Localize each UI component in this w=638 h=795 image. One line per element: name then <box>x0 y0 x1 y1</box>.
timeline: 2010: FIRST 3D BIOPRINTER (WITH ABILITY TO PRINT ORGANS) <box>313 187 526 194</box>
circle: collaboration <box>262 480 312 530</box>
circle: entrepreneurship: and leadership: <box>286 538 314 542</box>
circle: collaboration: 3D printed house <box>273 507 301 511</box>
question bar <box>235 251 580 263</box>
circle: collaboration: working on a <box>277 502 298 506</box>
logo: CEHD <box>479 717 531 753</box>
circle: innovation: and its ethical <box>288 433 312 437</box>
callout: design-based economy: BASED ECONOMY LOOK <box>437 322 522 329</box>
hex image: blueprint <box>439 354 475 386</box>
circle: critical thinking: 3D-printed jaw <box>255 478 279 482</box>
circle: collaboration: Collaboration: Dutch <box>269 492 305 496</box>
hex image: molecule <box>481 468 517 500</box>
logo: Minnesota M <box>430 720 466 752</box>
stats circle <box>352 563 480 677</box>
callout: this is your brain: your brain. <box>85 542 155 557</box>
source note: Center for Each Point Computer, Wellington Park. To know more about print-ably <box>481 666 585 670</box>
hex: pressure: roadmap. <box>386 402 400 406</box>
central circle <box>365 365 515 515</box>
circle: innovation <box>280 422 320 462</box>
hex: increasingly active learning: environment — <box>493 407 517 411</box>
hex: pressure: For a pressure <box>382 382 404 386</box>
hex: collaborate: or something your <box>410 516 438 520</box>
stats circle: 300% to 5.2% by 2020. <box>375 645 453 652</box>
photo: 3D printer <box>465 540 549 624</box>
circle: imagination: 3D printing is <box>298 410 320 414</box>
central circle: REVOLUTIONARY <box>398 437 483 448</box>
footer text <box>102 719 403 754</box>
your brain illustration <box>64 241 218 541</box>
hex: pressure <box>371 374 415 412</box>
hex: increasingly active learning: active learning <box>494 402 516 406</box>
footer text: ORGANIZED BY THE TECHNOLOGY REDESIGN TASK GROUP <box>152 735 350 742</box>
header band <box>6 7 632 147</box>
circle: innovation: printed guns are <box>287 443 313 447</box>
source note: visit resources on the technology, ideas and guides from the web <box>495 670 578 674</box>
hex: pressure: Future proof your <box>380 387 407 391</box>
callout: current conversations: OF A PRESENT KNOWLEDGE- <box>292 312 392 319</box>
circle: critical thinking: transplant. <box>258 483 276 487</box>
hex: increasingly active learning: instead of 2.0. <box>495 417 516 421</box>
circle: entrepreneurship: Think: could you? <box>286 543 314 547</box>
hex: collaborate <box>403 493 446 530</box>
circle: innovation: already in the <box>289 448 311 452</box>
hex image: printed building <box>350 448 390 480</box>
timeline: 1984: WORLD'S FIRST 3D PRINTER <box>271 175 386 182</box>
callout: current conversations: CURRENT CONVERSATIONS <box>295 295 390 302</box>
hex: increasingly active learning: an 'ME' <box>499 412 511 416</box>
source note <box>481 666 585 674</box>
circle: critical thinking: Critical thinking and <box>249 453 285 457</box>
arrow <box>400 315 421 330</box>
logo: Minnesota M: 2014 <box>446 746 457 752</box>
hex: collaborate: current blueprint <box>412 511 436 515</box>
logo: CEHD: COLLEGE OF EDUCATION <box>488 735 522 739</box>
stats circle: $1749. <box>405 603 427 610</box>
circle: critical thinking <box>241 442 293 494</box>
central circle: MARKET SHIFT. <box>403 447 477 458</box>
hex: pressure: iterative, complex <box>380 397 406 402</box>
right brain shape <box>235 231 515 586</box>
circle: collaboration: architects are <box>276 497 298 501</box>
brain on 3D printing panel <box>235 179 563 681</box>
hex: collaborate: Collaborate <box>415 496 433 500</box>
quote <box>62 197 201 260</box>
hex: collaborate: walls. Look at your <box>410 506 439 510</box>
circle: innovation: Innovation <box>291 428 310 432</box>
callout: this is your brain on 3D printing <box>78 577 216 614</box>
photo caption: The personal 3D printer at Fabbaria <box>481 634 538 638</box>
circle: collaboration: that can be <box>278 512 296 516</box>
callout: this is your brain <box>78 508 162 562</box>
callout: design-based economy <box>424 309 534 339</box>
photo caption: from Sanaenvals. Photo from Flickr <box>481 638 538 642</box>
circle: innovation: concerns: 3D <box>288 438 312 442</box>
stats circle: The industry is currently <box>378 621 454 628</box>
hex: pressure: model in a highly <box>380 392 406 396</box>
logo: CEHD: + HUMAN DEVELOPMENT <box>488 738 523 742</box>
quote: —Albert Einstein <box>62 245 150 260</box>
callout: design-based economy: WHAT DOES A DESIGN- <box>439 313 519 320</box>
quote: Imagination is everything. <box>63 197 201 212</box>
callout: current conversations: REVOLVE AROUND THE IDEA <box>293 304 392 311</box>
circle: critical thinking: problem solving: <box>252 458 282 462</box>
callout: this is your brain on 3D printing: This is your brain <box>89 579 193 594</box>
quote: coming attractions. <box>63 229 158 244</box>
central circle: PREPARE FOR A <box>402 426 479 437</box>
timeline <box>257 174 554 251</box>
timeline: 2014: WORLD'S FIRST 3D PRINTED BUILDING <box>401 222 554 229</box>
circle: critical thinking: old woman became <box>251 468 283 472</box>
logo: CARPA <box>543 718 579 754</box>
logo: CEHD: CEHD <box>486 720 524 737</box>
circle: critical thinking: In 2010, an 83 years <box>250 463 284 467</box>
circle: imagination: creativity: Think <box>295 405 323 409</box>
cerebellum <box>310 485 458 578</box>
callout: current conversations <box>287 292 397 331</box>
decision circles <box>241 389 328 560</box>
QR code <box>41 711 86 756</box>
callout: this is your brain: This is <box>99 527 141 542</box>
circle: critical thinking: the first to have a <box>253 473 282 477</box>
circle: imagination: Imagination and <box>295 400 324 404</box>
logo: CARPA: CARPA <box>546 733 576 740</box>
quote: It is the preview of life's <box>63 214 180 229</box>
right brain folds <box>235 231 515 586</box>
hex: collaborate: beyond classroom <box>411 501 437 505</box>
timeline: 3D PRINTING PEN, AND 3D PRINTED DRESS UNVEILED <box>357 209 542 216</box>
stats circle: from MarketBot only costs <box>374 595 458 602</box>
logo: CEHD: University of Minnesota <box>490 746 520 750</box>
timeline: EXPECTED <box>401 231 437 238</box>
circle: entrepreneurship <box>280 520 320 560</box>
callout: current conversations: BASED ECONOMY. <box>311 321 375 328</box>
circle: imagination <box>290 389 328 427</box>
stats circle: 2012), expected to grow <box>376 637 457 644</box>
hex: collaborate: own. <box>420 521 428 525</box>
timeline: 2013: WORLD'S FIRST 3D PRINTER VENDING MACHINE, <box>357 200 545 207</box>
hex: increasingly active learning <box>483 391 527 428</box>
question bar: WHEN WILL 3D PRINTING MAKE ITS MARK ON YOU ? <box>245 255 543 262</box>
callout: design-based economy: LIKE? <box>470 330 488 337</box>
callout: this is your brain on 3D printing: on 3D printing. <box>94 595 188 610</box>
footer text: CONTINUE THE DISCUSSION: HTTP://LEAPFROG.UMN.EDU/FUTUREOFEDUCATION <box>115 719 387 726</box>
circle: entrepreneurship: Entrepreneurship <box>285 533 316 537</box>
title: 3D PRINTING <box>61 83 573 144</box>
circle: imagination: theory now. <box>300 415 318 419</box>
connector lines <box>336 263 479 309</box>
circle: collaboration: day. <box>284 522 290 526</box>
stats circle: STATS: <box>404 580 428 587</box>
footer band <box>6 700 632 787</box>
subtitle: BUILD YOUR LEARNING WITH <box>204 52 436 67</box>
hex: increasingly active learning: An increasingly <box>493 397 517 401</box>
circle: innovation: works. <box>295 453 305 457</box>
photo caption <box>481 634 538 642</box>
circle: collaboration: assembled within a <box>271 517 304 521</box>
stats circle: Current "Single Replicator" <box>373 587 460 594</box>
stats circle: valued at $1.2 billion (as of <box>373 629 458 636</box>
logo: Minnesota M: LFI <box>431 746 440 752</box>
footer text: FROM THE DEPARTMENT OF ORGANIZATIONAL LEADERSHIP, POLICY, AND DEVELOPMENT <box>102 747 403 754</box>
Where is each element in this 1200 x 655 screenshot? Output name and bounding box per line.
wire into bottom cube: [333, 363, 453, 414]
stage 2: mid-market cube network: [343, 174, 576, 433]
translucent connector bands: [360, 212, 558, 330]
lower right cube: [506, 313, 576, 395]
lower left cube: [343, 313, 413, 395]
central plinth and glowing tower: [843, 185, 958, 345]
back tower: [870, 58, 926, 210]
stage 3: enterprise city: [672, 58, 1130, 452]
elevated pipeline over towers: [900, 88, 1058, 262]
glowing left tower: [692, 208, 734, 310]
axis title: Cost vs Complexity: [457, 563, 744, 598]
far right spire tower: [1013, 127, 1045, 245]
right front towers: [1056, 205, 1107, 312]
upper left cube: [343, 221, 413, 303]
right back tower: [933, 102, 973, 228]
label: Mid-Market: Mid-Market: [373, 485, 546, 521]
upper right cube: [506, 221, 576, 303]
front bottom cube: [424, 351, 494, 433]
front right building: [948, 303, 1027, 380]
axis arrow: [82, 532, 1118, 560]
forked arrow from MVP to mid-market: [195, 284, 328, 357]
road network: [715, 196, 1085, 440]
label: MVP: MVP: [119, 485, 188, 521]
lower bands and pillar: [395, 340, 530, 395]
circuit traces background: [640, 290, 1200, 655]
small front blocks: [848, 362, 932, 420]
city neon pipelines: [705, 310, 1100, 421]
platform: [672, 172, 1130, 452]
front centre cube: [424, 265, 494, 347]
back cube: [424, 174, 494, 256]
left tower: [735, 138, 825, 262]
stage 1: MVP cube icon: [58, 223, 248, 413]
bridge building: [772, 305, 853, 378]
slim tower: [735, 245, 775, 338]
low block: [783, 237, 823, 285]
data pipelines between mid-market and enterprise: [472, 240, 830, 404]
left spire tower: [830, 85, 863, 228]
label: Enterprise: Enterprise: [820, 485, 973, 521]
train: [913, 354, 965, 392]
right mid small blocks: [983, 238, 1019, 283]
--
Objective – Starting at the first line of the entries and stopping after the line that contains "circle: collaboration <box>262", set those lines out as a Markdown table with the columns Row and Text. Row gives each line's number, and blank lines are omitted.

Exercise result –
| Row | Text |
|---|---|
| 1 | Localize each UI component in this w=638 h=795 image. One line per element: name then <box>x0 y0 x1 y1</box>. |
| 2 | timeline: 2010: FIRST 3D BIOPRINTER (WITH ABILITY TO PRINT ORGANS) <box>313 187 526 194</box> |
| 3 | circle: collaboration <box>262 480 312 530</box> |